[A block of data]
--------

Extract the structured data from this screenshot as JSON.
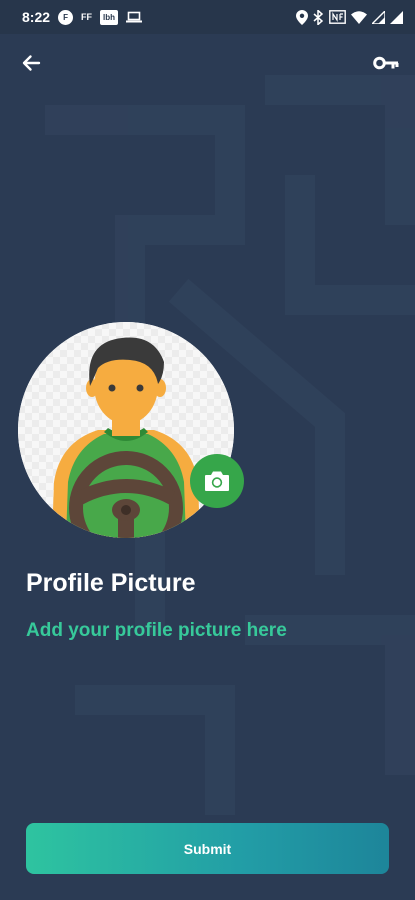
{
  "status_bar": {
    "time": "8:22",
    "chip_f": "F",
    "chip_ff": "FF",
    "chip_lbh": "lbh",
    "icons": [
      "notification-f-icon",
      "ff-icon",
      "lbh-icon",
      "laptop-icon",
      "location-icon",
      "bluetooth-icon",
      "nfc-icon",
      "wifi-icon",
      "signal-icon",
      "signal-icon"
    ]
  },
  "app_bar": {
    "icons": [
      "back-arrow-icon",
      "key-icon"
    ]
  },
  "profile": {
    "title": "Profile Picture",
    "subtitle": "Add your profile picture here",
    "camera_icon": "camera-icon"
  },
  "actions": {
    "submit_label": "Submit"
  },
  "colors": {
    "background": "#2b3b54",
    "accent_green": "#36a64a",
    "subtitle_teal": "#37c99a",
    "button_gradient_start": "#2ec4a0",
    "button_gradient_end": "#1d859a"
  }
}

--------

**What the task asks:** Reproduce every record above exactly, but leave out the pictures.

**Expected output:**
Extract the structured data from this screenshot as JSON.
{
  "status_bar": {
    "time": "8:22",
    "chip_f": "F",
    "chip_ff": "FF",
    "chip_lbh": "lbh",
    "icons": [
      "notification-f-icon",
      "ff-icon",
      "lbh-icon",
      "laptop-icon",
      "location-icon",
      "bluetooth-icon",
      "nfc-icon",
      "wifi-icon",
      "signal-icon",
      "signal-icon"
    ]
  },
  "app_bar": {
    "icons": [
      "back-arrow-icon",
      "key-icon"
    ]
  },
  "profile": {
    "title": "Profile Picture",
    "subtitle": "Add your profile picture here",
    "camera_icon": "camera-icon"
  },
  "actions": {
    "submit_label": "Submit"
  },
  "colors": {
    "background": "#2b3b54",
    "accent_green": "#36a64a",
    "subtitle_teal": "#37c99a",
    "button_gradient_start": "#2ec4a0",
    "button_gradient_end": "#1d859a"
  }
}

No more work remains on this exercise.